-- start Records shown --

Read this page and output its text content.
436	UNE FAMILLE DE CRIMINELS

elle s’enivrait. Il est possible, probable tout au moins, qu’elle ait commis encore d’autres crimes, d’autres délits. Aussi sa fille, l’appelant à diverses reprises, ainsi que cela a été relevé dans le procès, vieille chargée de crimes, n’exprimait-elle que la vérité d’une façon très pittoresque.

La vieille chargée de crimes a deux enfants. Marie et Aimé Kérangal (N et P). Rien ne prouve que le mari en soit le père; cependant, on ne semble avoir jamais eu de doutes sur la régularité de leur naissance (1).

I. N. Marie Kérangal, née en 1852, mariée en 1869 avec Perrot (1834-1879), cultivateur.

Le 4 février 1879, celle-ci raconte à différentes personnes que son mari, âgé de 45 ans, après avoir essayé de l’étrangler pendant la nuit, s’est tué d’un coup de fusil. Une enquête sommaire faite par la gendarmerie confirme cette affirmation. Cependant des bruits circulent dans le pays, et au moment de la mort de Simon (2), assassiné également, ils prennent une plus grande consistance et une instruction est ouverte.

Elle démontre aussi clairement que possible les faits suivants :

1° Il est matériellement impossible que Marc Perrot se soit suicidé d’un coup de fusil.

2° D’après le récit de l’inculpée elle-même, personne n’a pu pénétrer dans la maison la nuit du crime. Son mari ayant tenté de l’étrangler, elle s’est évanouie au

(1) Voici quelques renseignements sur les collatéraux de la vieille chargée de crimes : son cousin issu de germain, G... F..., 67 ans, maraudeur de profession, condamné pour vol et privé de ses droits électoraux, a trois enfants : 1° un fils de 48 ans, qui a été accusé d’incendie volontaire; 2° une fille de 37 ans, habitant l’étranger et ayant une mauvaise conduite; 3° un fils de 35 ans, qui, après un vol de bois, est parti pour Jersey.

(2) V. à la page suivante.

-- end Records shown --

• What is asked: Your task is to transcribe the listing above in full, exactly as given.

• The reply:
Read this page and output its text content.
436	UNE FAMILLE DE CRIMINELS

elle s’enivrait. Il est possible, probable tout au moins, qu’elle ait commis encore d’autres crimes, d’autres délits. Aussi sa fille, l’appelant à diverses reprises, ainsi que cela a été relevé dans le procès, vieille chargée de crimes, n’exprimait-elle que la vérité d’une façon très pittoresque.

La vieille chargée de crimes a deux enfants. Marie et Aimé Kérangal (N et P). Rien ne prouve que le mari en soit le père; cependant, on ne semble avoir jamais eu de doutes sur la régularité de leur naissance (1).

I. N. Marie Kérangal, née en 1852, mariée en 1869 avec Perrot (1834-1879), cultivateur.

Le 4 février 1879, celle-ci raconte à différentes personnes que son mari, âgé de 45 ans, après avoir essayé de l’étrangler pendant la nuit, s’est tué d’un coup de fusil. Une enquête sommaire faite par la gendarmerie confirme cette affirmation. Cependant des bruits circulent dans le pays, et au moment de la mort de Simon (2), assassiné également, ils prennent une plus grande consistance et une instruction est ouverte.

Elle démontre aussi clairement que possible les faits suivants :

1° Il est matériellement impossible que Marc Perrot se soit suicidé d’un coup de fusil.

2° D’après le récit de l’inculpée elle-même, personne n’a pu pénétrer dans la maison la nuit du crime. Son mari ayant tenté de l’étrangler, elle s’est évanouie au

(1) Voici quelques renseignements sur les collatéraux de la vieille chargée de crimes : son cousin issu de germain, G... F..., 67 ans, maraudeur de profession, condamné pour vol et privé de ses droits électoraux, a trois enfants : 1° un fils de 48 ans, qui a été accusé d’incendie volontaire; 2° une fille de 37 ans, habitant l’étranger et ayant une mauvaise conduite; 3° un fils de 35 ans, qui, après un vol de bois, est parti pour Jersey.

(2) V. à la page suivante.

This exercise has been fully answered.